INSTRUCTIONS TO FOLLOW. Locate the word "LEGAL" in the entries below, then gather every line that holds it.

Collected data entries:
☆ ☆ ☆
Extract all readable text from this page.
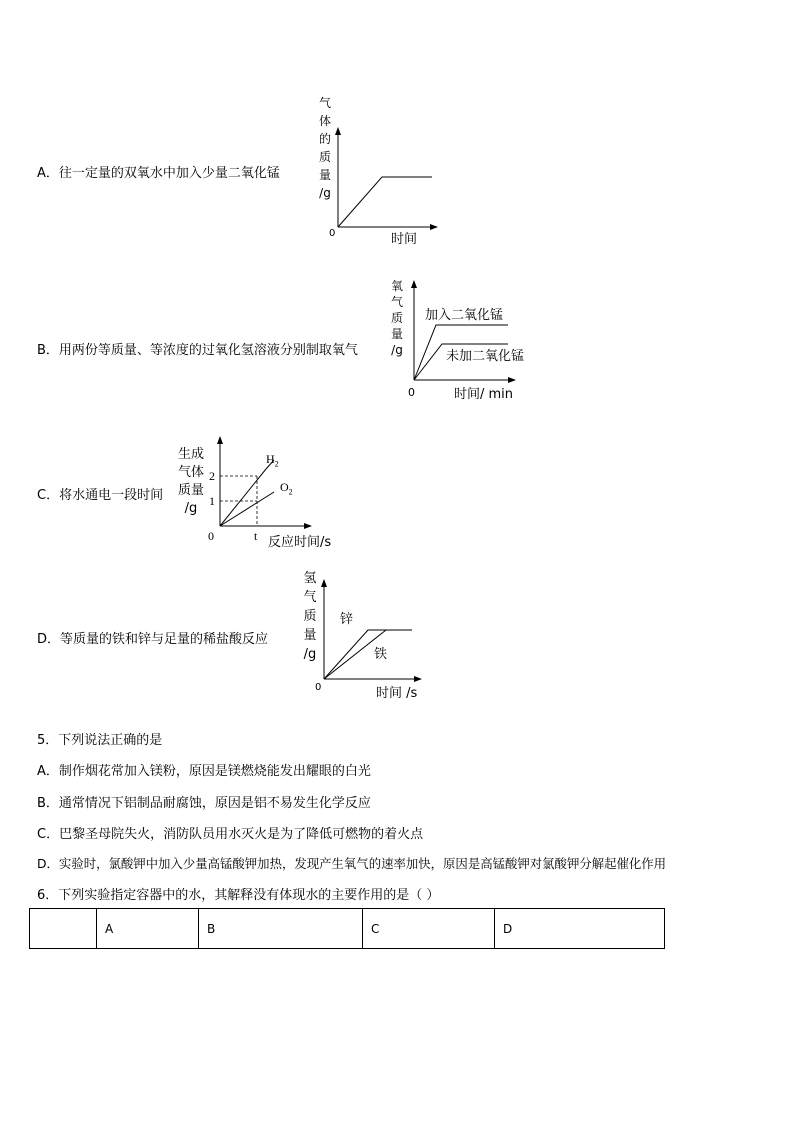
A．往一定量的双氧水中加入少量二氧化锰
气
体
的
质
量
/g
0	时间
B．用两份等质量、等浓度的过氧化氢溶液分别制取氧气
氧
气
质
量
/g
加入二氧化锰
未加二氧化锰
0	时间/ min
C．将水通电一段时间
生成
气体
质量
/g
$H_2$
$O_2$
2
1
0	t 反应时间/s
D．等质量的铁和锌与足量的稀盐酸反应
氢
气
质
量
/g
锌
铁
0	时间 /s
5．下列说法正确的是
A．制作烟花常加入镁粉，原因是镁燃烧能发出耀眼的白光
B．通常情况下铝制品耐腐蚀，原因是铝不易发生化学反应
C．巴黎圣母院失火，消防队员用水灭火是为了降低可燃物的着火点
D．实验时，氯酸钾中加入少量高锰酸钾加热，发现产生氧气的速率加快，原因是高锰酸钾对氯酸钾分解起催化作用
6．下列实验指定容器中的水，其解释没有体现水的主要作用的是（ ）
	A	B	C	D
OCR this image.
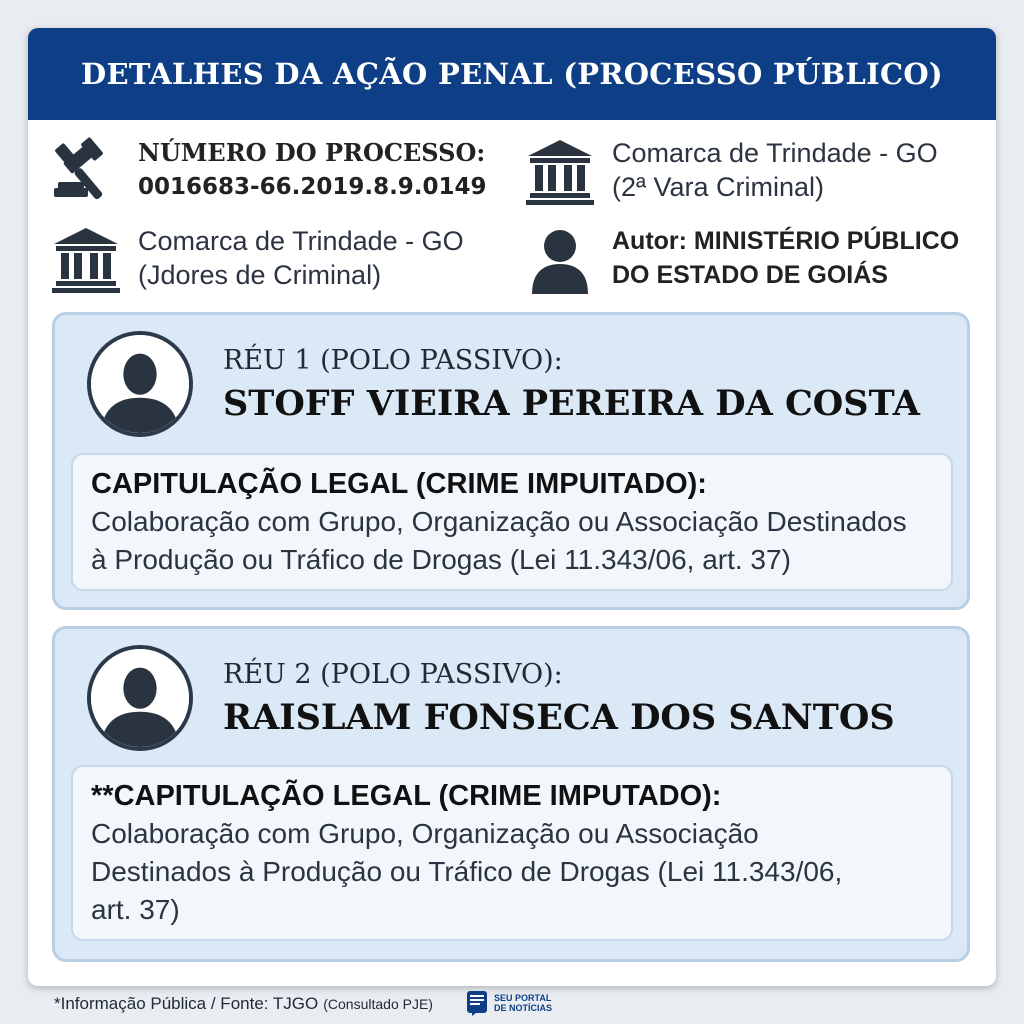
DETALHES DA AÇÃO PENAL (PROCESSO PÚBLICO)
NÚMERO DO PROCESSO:
0016683-66.2019.8.9.0149
Comarca de Trindade - GO
(2ª Vara Criminal)
Comarca de Trindade - GO
(Jdores de Criminal)
Autor: MINISTÉRIO PÚBLICO
DO ESTADO DE GOIÁS
RÉU 1 (POLO PASSIVO):
STOFF VIEIRA PEREIRA DA COSTA
CAPITULAÇÃO LEGAL (CRIME IMPUITADO):
Colaboração com Grupo, Organização ou Associação Destinados
à Produção ou Tráfico de Drogas (Lei 11.343/06, art. 37)
RÉU 2 (POLO PASSIVO):
RAISLAM FONSECA DOS SANTOS
**CAPITULAÇÃO LEGAL (CRIME IMPUTADO):
Colaboração com Grupo, Organização ou Associação
Destinados à Produção ou Tráfico de Drogas (Lei 11.343/06,
art. 37)
*Informação Pública / Fonte: TJGO (Consultado PJE)	SEU PORTAL
DE NOTÍCIAS
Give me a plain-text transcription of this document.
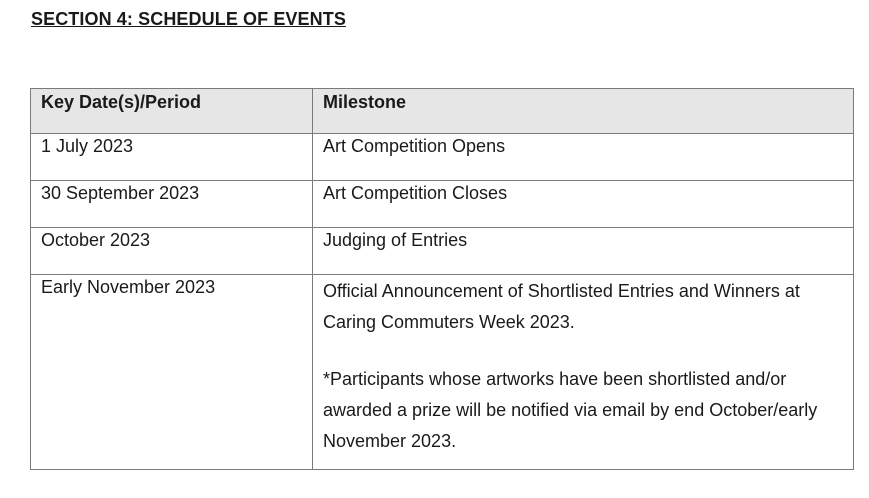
SECTION 4: SCHEDULE OF EVENTS
Key Date(s)/Period	Milestone
1 July 2023	Art Competition Opens
30 September 2023	Art Competition Closes
October 2023	Judging of Entries
Early November 2023	Official Announcement of Shortlisted Entries and Winners at Caring Commuters Week 2023.

*Participants whose artworks have been shortlisted and/or awarded a prize will be notified via email by end October/early November 2023.
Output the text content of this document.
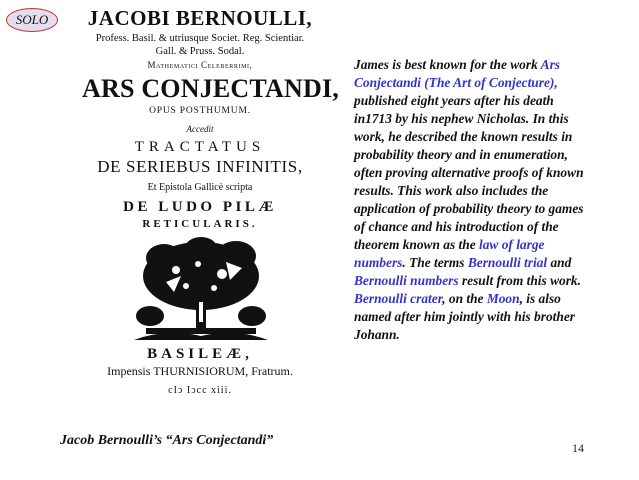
SOLO JACOBI BERNOULLI,
Profess. Basil. & utriusque Societ. Reg. Scientiar.
Gall. & Pruss. Sodal.
Mathematici Celeberrimi,
ARS CONJECTANDI,
OPUS POSTHUMUM.
Accedit
TRACTATUS
DE SERIEBUS INFINITIS,
Et Epistola Gallicè scripta
DE LUDO PILÆ
RETICULARIS.
BASILEÆ,
Impensis THURNISIORUM, Fratrum.
cIↄ Iↄcc xiii.

James is best known for the work Ars Conjectandi (The Art of Conjecture), published eight years after his death in1713 by his nephew Nicholas. In this work, he described the known results in probability theory and in enumeration, often proving alternative proofs of known results. This work also includes the application of probability theory to games of chance and his introduction of the theorem known as the law of large numbers. The terms Bernoulli trial and Bernoulli numbers result from this work. Bernoulli crater, on the Moon, is also named after him jointly with his brother Johann.

Jacob Bernoulli’s “Ars Conjectandi”	14
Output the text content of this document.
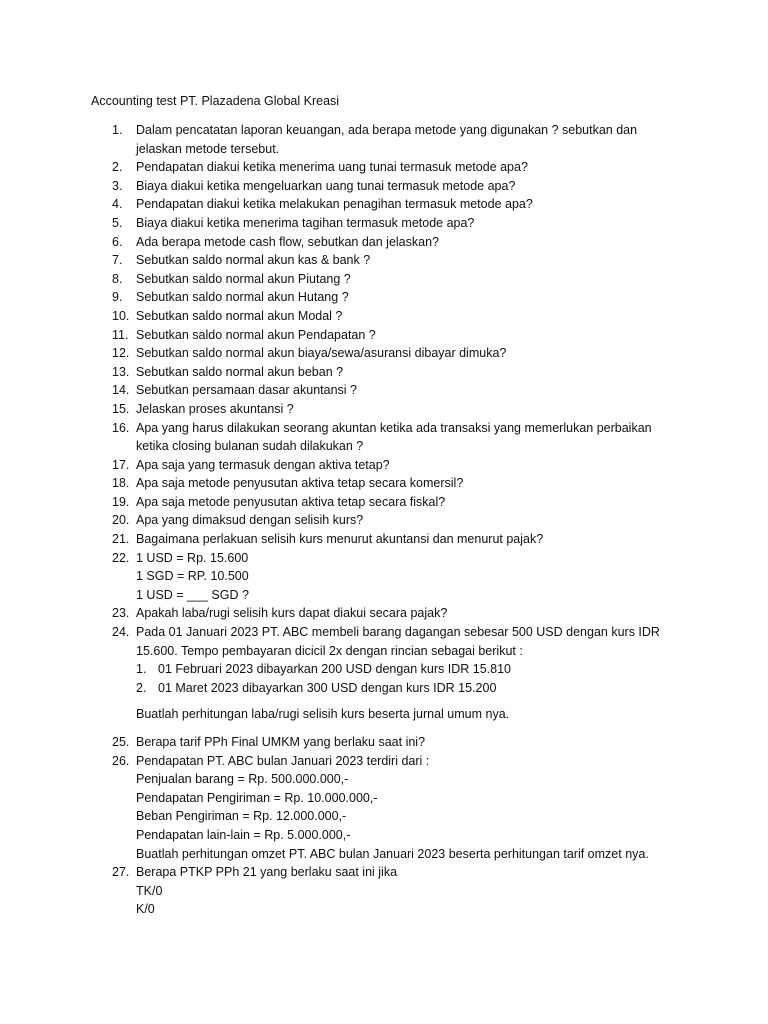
Accounting test PT. Plazadena Global Kreasi
1.	Dalam pencatatan laporan keuangan, ada berapa metode yang digunakan ? sebutkan dan
jelaskan metode tersebut.
2.	Pendapatan diakui ketika menerima uang tunai termasuk metode apa?
3.	Biaya diakui ketika mengeluarkan uang tunai termasuk metode apa?
4.	Pendapatan diakui ketika melakukan penagihan termasuk metode apa?
5.	Biaya diakui ketika menerima tagihan termasuk metode apa?
6.	Ada berapa metode cash flow, sebutkan dan jelaskan?
7.	Sebutkan saldo normal akun kas & bank ?
8.	Sebutkan saldo normal akun Piutang ?
9.	Sebutkan saldo normal akun Hutang ?
10. Sebutkan saldo normal akun Modal ?
11. Sebutkan saldo normal akun Pendapatan ?
12. Sebutkan saldo normal akun biaya/sewa/asuransi dibayar dimuka?
13. Sebutkan saldo normal akun beban ?
14. Sebutkan persamaan dasar akuntansi ?
15. Jelaskan proses akuntansi ?
16. Apa yang harus dilakukan seorang akuntan ketika ada transaksi yang memerlukan perbaikan
ketika closing bulanan sudah dilakukan ?
17. Apa saja yang termasuk dengan aktiva tetap?
18. Apa saja metode penyusutan aktiva tetap secara komersil?
19. Apa saja metode penyusutan aktiva tetap secara fiskal?
20. Apa yang dimaksud dengan selisih kurs?
21. Bagaimana perlakuan selisih kurs menurut akuntansi dan menurut pajak?
22. 1 USD = Rp. 15.600
1 SGD = RP. 10.500
1 USD = ___ SGD ?
23. Apakah laba/rugi selisih kurs dapat diakui secara pajak?
24. Pada 01 Januari 2023 PT. ABC membeli barang dagangan sebesar 500 USD dengan kurs IDR
15.600. Tempo pembayaran dicicil 2x dengan rincian sebagai berikut :
1. 01 Februari 2023 dibayarkan 200 USD dengan kurs IDR 15.810
2. 01 Maret 2023 dibayarkan 300 USD dengan kurs IDR 15.200
Buatlah perhitungan laba/rugi selisih kurs beserta jurnal umum nya.
25. Berapa tarif PPh Final UMKM yang berlaku saat ini?
26. Pendapatan PT. ABC bulan Januari 2023 terdiri dari :
Penjualan barang = Rp. 500.000.000,-
Pendapatan Pengiriman = Rp. 10.000.000,-
Beban Pengiriman = Rp. 12.000.000,-
Pendapatan lain-lain = Rp. 5.000.000,-
Buatlah perhitungan omzet PT. ABC bulan Januari 2023 beserta perhitungan tarif omzet nya.
27. Berapa PTKP PPh 21 yang berlaku saat ini jika
TK/0
K/0
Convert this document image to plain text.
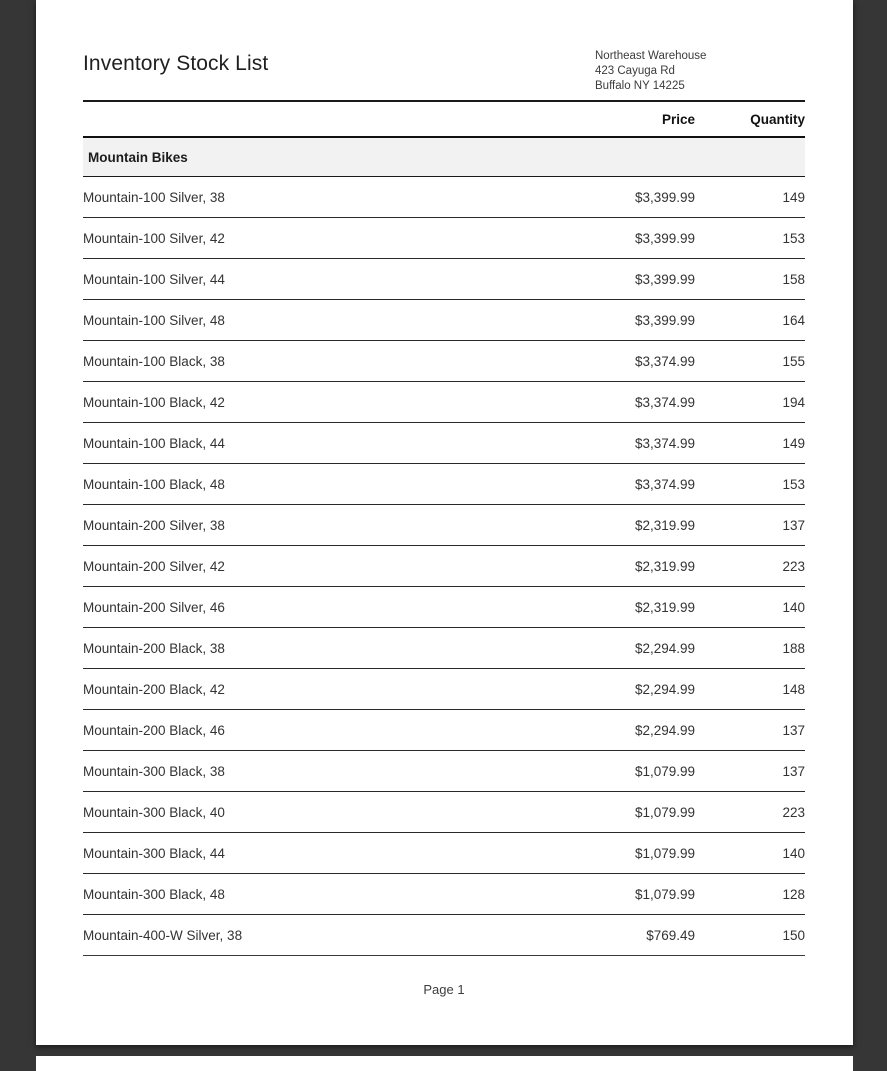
Inventory Stock List	Northeast Warehouse
423 Cayuga Rd
Buffalo NY 14225
	Price	Quantity
Mountain Bikes		
Mountain-100 Silver, 38	$3,399.99	149
Mountain-100 Silver, 42	$3,399.99	153
Mountain-100 Silver, 44	$3,399.99	158
Mountain-100 Silver, 48	$3,399.99	164
Mountain-100 Black, 38	$3,374.99	155
Mountain-100 Black, 42	$3,374.99	194
Mountain-100 Black, 44	$3,374.99	149
Mountain-100 Black, 48	$3,374.99	153
Mountain-200 Silver, 38	$2,319.99	137
Mountain-200 Silver, 42	$2,319.99	223
Mountain-200 Silver, 46	$2,319.99	140
Mountain-200 Black, 38	$2,294.99	188
Mountain-200 Black, 42	$2,294.99	148
Mountain-200 Black, 46	$2,294.99	137
Mountain-300 Black, 38	$1,079.99	137
Mountain-300 Black, 40	$1,079.99	223
Mountain-300 Black, 44	$1,079.99	140
Mountain-300 Black, 48	$1,079.99	128
Mountain-400-W Silver, 38	$769.49	150
Page 1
☆ ☆ ☆
EXERCISE RESULT.
CAPITULAÇÃO LEGAL (CRIME IMPUITADO):
**CAPITULAÇÃO LEGAL (CRIME IMPUTADO):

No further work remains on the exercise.